北極域におけるサーミ民族観光の取り組みを、地域のサステイナビリティやレジリエンスの視点から研究しています。私たちが調査フィールドとするフィンランド北部のイナリの一部地域において彼ら彼女らは、生業とするトナカイ放牧の傍ら、サーミ文化が息づく日常生活に、小規模ながらも世界各国から観光客を招き入れ、そして魅了しています。例えば、観光客を雪氷の中スノーモービルで森林深くまで連れて行き、そこで放し飼いにされる数百頭のトナカイに囲まれながら、8名限定の参加者と共に焚き火を囲み、そこで真正なるサーミ文化について熱くお話しし、そして真摯に質問に答えます。これはまさに本物の観光体験と言えるでしょう。しかし昨今、残念ながら北欧では、本来は無縁であるハスキーによる犬ぞりなどのいわゆる偽物のサーミ民族観光が、とくに団体旅行の間で横行しています。よっていま観光の分野では、先住民文化やその観光の真正性が問われているのです。
一方、観光分野のグローバルトレンドの1つに、アドベンチャーツーリズム(AT)があります。ATの特徴には、その言葉が招きやすい誤解は別として、少人数、長期滞在、地域の自然と文化を敬う、高額消費、そして何より本物志向が挙げられます。ATは持続可能な観光形態として、いま世界が注目しています。一般にATは海外客中心で、そのマーケットは約1兆円と言われており、このマーケットが世界中の本物体験を求めているのです。私たちは、このATの枠組みをサーミ民族観光の真正性に適応できるという仮説に基づき、調査や分析を進めています。しかしながらCovid-19の影響で、イナリ地域においても約2年に亘って海外からの観光客は途絶えました。そこで私たちは、地域レジリエンスの視点から、サーミ民族観光におけるフィンランド国内のATマーケットの可能性の検証を掲げたのです。実際には、これまでのヒアリング調査から、多くの関係者がその意義とポテンシャルを認めつつも、それはかなり厳しい挑戦であると認識しています。しかしながら、私たちはその可能性の検証が、脆弱とされる観光分野における有事の際のしなやかな地域の適応策に貢献できるという信念をもって、今後も多角的な調査・分析を進めていく所存です 。
どのような研究成果が期待できますか?
####
● **作業一覧**:
• a. サーミ民族観光の文章のうち、「一方、観光分野のグローバルト」から「どのような研究成果が期待できますか?」までの部分をそのまま繰り返しなさい。
• b. サーミ民族観光の文章によると、アドベンチャーツーリズムのマーケットはどのくらいの規模だと言われていますか。
• c. サーミ民族観光の文章で「北極域におけるサーミ民族観光」で始まる段落を、主な事実を残して箇条書きにまとめなさい。
####
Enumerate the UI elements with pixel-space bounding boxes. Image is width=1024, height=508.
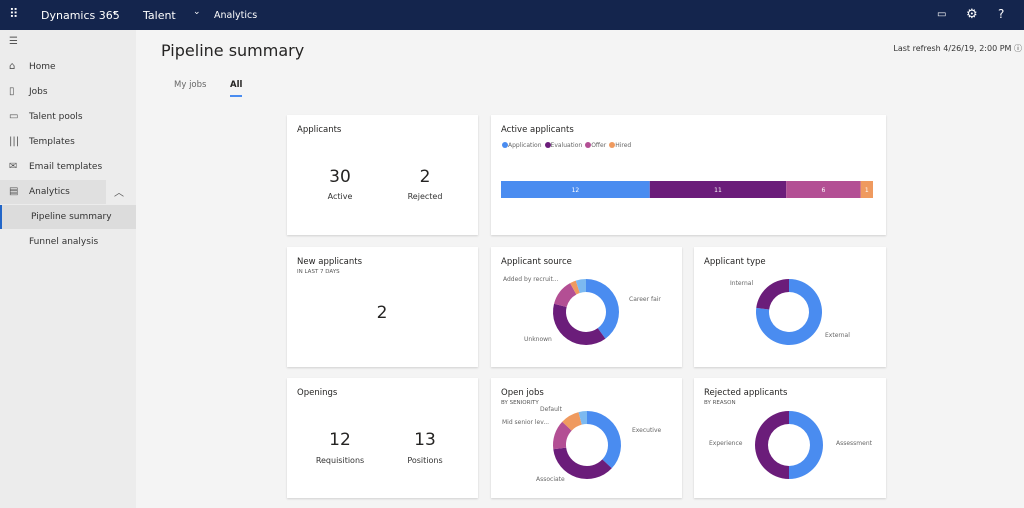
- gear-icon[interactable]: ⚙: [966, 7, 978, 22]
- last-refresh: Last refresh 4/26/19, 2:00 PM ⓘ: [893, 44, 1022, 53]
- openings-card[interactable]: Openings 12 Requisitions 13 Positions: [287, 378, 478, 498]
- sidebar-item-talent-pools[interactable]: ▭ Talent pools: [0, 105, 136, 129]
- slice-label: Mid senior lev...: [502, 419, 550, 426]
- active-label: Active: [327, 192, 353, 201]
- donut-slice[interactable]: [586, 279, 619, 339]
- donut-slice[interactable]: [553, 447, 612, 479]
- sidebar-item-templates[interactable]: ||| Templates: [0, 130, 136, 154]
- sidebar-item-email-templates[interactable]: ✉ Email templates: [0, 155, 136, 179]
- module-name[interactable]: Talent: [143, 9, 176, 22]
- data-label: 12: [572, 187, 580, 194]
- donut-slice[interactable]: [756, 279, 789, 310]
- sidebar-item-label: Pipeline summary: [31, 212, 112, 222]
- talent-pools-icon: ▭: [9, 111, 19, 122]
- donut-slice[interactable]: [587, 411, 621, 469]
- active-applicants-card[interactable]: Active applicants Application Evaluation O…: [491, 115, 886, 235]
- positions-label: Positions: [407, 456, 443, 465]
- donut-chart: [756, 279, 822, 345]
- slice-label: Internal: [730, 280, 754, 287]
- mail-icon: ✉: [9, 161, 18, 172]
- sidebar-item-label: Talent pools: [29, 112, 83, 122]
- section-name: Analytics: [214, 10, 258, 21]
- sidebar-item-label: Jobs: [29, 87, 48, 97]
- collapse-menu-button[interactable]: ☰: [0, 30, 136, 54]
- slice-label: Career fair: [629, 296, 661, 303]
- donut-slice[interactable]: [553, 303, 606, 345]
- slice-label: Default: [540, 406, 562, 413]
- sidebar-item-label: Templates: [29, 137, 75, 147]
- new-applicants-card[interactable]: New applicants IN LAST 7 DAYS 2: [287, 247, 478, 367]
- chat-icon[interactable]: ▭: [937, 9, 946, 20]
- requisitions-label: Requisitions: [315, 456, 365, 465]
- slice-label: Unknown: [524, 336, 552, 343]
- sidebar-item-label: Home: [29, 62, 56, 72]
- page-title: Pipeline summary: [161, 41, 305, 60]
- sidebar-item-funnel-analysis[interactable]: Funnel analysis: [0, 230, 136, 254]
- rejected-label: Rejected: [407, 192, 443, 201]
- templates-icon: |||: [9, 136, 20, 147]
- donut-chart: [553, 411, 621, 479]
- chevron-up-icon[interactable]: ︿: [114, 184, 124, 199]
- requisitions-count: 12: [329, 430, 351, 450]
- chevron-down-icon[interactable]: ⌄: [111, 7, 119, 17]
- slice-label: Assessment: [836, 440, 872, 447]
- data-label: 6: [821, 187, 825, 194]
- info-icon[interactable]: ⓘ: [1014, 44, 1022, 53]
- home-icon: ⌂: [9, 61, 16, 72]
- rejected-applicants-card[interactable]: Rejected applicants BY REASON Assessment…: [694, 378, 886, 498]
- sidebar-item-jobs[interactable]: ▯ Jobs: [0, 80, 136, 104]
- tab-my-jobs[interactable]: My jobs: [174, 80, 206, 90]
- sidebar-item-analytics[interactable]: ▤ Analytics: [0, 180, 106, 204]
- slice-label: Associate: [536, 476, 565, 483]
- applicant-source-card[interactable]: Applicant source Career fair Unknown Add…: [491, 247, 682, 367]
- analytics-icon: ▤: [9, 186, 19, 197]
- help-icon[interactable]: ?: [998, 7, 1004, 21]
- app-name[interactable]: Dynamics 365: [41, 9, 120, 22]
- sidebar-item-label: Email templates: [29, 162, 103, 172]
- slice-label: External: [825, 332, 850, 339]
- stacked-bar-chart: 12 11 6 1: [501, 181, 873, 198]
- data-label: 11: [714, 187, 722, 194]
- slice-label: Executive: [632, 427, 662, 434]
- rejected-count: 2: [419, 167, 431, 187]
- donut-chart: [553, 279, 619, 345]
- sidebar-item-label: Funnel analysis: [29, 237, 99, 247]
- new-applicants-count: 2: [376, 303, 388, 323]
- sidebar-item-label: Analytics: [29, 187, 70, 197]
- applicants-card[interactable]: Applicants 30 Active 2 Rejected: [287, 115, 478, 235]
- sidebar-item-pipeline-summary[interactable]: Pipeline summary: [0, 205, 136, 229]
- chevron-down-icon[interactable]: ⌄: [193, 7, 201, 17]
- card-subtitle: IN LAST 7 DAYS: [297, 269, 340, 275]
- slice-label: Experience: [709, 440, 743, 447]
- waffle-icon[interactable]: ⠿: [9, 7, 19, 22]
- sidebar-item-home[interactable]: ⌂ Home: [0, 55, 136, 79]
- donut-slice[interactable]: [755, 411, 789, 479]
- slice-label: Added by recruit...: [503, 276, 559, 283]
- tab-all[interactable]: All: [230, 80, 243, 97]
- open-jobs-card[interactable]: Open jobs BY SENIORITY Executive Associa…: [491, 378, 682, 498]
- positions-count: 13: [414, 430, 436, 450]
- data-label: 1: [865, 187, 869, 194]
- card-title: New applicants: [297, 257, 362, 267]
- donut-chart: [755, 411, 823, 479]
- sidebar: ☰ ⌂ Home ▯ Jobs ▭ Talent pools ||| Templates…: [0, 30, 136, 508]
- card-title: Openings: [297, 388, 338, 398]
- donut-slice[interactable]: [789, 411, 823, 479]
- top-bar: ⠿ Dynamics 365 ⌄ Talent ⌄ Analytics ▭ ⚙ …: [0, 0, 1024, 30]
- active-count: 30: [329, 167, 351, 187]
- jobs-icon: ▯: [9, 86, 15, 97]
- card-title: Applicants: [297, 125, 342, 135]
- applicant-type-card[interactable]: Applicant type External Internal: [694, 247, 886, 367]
####
● **回答一覧**:
• a.
一方、観光分野のグローバルトレンドの1つに、アドベンチャーツーリズム(AT)があります。ATの特徴には、その言葉が招きやすい誤解は別として、少人数、長期滞在、地域の自然と文化を敬う、高額消費、そして何より本物志向が挙げられます。ATは持続可能な観光形態として、いま世界が注目しています。一般にATは海外客中心で、そのマーケットは約1兆円と言われており、このマーケットが世界中の本物体験を求めているのです。私たちは、このATの枠組みをサーミ民族観光の真正性に適応できるという仮説に基づき、調査や分析を進めています。しかしながらCovid-19の影響で、イナリ地域においても約2年に亘って海外からの観光客は途絶えました。そこで私たちは、地域レジリエンスの視点から、サーミ民族観光におけるフィンランド国内のATマーケットの可能性の検証を掲げたのです。実際には、これまでのヒアリング調査から、多くの関係者がその意義とポテンシャルを認めつつも、それはかなり厳しい挑戦であると認識しています。しかしながら、私たちはその可能性の検証が、脆弱とされる観光分野における有事の際のしなやかな地域の適応策に貢献できるという信念をもって、今後も多角的な調査・分析を進めていく所存です 。
どのような研究成果が期待できますか?

• b. 約1兆円と言われています。

• c.
- 北極域のサーミ民族観光の取り組みを、地域のサステイナビリティとレジリエンスの視点から研究している。
- 調査フィールドはフィンランド北部のイナリの一部地域である。そこの人々はトナカイ放牧を生業としながら、小規模ながら世界各国の観光客を日常生活に招き入れている。
- 例として、観光客をスノーモービルで森林深くまで案内する。そこでは8名限定で、数百頭のトナカイに囲まれて焚き火を囲み、サーミ文化について話し、質問に答える。これは本物の観光体験と言える。
- 一方、北欧ではハスキーによる犬ぞりなど、偽物のサーミ民族観光がとくに団体旅行の間で横行している。
- そのため観光の分野では、先住民文化とその観光の真正性が問われている。